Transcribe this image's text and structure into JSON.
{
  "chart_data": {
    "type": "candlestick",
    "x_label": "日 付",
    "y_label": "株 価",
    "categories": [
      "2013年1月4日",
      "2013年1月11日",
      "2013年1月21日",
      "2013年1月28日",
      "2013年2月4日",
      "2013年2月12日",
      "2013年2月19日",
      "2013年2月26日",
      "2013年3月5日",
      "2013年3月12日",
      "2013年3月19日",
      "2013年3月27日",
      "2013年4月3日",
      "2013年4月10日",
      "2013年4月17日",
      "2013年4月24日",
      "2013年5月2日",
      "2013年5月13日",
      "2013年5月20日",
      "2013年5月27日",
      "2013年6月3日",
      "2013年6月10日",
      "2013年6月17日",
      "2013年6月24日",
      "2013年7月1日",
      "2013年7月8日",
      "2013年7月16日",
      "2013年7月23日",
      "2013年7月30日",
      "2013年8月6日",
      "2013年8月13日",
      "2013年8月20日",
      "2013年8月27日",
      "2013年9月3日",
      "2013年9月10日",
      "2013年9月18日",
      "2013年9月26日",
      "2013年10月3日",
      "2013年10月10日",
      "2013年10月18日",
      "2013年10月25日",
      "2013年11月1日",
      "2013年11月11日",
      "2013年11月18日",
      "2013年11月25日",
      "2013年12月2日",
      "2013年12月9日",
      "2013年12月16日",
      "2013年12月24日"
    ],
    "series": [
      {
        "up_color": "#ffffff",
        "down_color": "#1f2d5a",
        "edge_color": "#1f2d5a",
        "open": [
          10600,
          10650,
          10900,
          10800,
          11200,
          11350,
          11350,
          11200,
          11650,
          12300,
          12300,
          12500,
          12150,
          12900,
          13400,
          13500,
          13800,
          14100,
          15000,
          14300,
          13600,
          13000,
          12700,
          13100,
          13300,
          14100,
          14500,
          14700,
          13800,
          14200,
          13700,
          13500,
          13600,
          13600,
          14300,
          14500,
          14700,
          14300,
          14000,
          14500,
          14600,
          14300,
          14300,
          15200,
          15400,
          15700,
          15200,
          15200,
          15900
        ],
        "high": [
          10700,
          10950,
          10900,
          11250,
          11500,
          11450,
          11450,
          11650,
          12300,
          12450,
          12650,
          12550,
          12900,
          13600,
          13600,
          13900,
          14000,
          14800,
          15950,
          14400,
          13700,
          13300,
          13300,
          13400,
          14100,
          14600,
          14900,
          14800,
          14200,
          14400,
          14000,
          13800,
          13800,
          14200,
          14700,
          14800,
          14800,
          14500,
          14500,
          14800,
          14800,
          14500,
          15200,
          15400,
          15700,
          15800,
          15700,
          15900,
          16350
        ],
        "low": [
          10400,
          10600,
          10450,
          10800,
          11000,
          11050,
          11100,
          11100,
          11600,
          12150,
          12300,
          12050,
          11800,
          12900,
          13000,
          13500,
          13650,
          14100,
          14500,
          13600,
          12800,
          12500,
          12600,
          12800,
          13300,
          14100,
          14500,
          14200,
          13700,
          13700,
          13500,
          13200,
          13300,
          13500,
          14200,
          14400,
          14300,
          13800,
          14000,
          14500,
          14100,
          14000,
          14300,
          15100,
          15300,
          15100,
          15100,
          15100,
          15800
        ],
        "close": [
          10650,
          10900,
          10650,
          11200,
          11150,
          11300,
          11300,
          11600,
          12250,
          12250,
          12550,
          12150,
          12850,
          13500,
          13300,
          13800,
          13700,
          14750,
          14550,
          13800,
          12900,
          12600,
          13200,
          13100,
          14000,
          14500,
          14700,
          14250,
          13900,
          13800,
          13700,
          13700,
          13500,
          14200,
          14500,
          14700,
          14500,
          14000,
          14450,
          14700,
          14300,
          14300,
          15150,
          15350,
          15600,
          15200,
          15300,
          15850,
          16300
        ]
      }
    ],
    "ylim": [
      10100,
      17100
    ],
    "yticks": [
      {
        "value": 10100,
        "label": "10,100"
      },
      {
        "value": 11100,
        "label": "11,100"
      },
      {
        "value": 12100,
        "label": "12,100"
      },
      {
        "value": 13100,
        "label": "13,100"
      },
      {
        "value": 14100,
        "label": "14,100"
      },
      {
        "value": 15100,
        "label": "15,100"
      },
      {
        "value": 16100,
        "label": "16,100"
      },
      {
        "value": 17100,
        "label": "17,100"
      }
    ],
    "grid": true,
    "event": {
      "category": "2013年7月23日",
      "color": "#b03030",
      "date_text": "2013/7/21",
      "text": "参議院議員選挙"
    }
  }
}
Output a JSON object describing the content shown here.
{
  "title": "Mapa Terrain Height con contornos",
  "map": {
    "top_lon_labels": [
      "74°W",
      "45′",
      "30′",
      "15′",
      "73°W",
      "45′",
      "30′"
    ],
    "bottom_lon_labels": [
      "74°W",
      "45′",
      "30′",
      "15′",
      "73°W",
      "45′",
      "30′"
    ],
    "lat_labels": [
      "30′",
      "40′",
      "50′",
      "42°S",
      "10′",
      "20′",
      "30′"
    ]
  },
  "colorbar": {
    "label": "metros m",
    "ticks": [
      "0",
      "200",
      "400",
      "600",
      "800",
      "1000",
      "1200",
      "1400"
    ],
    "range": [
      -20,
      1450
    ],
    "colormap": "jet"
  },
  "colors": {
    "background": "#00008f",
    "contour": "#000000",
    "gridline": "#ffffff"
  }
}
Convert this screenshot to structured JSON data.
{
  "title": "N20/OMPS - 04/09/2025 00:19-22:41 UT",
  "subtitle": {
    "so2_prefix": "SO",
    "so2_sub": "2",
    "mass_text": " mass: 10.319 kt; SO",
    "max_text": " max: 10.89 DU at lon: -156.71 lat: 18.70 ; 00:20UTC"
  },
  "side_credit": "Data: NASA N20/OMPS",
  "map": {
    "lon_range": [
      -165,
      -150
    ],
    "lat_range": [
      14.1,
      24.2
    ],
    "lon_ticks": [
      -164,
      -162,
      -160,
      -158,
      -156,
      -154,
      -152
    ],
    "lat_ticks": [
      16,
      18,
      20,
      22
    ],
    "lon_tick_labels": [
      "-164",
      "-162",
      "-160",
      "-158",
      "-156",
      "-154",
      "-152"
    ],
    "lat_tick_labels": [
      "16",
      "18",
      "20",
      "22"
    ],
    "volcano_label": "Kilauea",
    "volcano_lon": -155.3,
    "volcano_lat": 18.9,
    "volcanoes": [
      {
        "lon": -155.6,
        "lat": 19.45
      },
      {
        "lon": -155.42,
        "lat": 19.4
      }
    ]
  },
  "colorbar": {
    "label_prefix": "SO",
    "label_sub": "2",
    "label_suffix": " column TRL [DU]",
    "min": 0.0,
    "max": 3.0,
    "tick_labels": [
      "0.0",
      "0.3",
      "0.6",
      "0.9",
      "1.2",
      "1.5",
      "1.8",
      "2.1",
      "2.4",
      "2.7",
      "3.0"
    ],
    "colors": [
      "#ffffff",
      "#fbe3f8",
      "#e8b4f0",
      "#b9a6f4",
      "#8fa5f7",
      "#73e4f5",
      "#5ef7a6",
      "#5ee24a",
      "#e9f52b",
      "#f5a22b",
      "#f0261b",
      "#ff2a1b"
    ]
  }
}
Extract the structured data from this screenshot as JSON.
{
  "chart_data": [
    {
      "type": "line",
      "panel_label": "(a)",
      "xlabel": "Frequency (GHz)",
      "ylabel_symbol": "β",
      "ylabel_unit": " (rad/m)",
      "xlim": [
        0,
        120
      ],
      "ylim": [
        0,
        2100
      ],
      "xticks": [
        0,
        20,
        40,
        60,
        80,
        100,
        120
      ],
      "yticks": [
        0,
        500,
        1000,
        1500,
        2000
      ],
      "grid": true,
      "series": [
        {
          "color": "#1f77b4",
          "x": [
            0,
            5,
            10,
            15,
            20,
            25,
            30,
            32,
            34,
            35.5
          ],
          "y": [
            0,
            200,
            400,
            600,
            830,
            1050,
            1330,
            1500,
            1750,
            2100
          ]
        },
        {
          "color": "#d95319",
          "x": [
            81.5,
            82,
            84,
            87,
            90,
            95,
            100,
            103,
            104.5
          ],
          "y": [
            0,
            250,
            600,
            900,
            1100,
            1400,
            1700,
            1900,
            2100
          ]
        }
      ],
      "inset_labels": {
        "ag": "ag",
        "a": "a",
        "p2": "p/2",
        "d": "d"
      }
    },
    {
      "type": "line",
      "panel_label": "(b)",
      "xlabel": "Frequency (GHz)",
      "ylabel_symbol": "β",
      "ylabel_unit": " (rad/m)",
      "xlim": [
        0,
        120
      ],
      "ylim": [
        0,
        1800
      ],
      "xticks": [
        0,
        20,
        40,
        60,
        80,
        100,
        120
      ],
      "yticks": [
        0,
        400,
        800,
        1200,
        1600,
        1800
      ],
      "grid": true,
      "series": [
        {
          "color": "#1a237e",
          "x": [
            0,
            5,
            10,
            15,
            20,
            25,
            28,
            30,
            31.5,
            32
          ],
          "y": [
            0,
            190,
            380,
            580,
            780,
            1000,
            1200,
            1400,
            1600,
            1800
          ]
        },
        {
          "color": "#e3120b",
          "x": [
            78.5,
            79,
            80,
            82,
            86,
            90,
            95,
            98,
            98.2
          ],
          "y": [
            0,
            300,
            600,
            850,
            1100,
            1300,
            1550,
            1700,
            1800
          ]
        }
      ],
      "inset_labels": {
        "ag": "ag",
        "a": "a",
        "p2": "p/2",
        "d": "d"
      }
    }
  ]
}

———

### Problem to work on
Check each line above for the string "this", then copy the ones that have it.

### Result of the exercise
Transcribe this image's text and structure into JSON.
Convert this screenshot to structured JSON data.
Extract the structured data from this screenshot as JSON.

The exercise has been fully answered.